- **Extracted text**
········
Miracle discussed stealing choreography as a rising concern, and if it’s put up on the school’s website there is a chance it can be copied. A simple call to ask permission would be the appropriate etiquette in this situation.
The gracious acceptance of awards as a courteous end to the event is also taken for granted. As Tolson pointed out, some dancers do not even stand to receive their award, they raise their hand and expect the award to be delivered to them. The occurrence of students throwing out their trophies, or expressing the disappointment with an outcome has become an all-to-common respect matter.
With some misbehavior including parents heckling the other dancers, faking birth certificates, and fathers drinking alcohol out in the parking lot, many disciplinary actions must be taken.
While sometimes behavior is corrected on the spot, usually involving an announcement or personal discussion, many teachers and directors find prevention the best way to alleviate the situation. Prestor goes over how her parents and students should conduct themselves before they arrive at the competition. If students, especially parents, get upset over the award outcome, Prestor reminds them it is someone’s opinion.
“Both dancers and parents need to be educated about these events,” says Lanteri. “I encourage dance teachers and studio owners to have regular dancer and parent meetings and clearly define guidelines. Most of the dancers are wearing their studio jackets. They represent the studio, the ‘team.’ The studio owners need to make sure they are properly being represented. Yes…all of the offstage behavior reflects on the ‘team.’"
········
Could you write what comes next in the article on dance competition etiquette, starting after its final paragraph? You won't need the items that come next to do this.
········
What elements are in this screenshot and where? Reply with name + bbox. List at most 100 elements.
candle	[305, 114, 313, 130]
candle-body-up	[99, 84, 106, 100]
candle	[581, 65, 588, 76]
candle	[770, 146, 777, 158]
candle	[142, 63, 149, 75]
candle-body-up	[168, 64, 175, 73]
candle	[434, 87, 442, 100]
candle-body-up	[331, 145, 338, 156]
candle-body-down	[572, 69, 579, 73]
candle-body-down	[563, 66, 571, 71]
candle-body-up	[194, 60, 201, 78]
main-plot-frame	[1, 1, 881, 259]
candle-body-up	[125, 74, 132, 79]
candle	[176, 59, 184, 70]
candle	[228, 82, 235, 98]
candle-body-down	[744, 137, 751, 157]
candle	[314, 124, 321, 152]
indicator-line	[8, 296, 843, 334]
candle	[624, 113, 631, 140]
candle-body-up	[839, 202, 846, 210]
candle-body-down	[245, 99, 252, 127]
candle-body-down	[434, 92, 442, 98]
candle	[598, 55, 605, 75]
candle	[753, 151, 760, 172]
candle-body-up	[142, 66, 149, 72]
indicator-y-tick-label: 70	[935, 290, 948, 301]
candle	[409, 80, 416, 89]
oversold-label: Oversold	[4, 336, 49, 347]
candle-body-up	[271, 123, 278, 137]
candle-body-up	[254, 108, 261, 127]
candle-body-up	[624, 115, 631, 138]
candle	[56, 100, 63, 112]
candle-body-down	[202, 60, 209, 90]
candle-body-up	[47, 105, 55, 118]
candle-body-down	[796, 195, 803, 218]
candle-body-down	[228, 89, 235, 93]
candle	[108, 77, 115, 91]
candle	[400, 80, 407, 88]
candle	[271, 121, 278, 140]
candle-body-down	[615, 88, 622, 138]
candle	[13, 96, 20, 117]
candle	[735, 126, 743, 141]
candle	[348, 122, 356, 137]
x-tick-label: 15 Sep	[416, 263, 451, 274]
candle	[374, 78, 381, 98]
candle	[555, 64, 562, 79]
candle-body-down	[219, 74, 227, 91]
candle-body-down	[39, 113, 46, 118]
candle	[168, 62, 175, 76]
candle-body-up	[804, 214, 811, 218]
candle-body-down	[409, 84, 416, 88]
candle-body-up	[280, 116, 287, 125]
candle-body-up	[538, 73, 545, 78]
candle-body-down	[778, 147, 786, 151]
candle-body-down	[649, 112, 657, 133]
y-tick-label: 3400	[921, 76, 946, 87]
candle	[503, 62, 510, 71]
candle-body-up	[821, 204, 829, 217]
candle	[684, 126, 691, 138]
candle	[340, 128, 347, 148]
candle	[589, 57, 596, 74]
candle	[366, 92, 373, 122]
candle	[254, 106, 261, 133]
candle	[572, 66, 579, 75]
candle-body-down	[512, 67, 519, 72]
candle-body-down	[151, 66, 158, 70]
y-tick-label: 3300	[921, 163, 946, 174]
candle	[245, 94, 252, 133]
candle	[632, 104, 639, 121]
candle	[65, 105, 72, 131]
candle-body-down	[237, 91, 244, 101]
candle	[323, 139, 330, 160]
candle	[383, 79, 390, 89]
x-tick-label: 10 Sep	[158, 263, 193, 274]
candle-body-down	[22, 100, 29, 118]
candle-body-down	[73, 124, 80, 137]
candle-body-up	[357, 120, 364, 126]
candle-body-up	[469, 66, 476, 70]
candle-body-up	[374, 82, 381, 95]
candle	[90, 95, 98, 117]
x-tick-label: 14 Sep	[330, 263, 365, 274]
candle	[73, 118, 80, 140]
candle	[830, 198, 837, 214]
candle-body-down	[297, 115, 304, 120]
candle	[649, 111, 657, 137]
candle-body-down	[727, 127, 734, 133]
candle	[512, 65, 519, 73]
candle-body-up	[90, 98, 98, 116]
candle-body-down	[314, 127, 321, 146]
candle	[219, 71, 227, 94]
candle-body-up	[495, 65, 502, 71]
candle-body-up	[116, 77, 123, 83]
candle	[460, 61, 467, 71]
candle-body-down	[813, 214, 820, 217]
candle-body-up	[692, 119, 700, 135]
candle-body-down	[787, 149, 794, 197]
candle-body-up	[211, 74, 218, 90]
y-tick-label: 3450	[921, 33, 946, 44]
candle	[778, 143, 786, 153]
········
- **Response for this exercise**
Reminding parents and students to be respectful of others should come from the studio director. “A lot of people still don’t get that theater etiquette,” says Prestor. “If you went to a Broadway show you would be respectful, so why can’t you show them the same respect? You have to teach these things now a days.” She also stressed the importance of thinking before overreacting, especially when everyone is clearly overtired.
Once at the competition, there is a tactful way to approach someone acting inappropriately. “I first send someone from my staff to politely request that the behavior stop. If it continues to be a problem, then the announcement is made for the entire audience. We rarely get to that point,” says Lanteri of his events.
It is easy to recognize misbehavior when it is another school, but spotting it amongst your own group can often be a challenge. Miracle recalled a competition where he was told one of his dancers was in the audience talking and critiquing another’s routine. He immediately removed the student from the event. “I have a zero gossip policy,” says Miracle. “You are not allowed to critique. You can give compliments and congratulate.”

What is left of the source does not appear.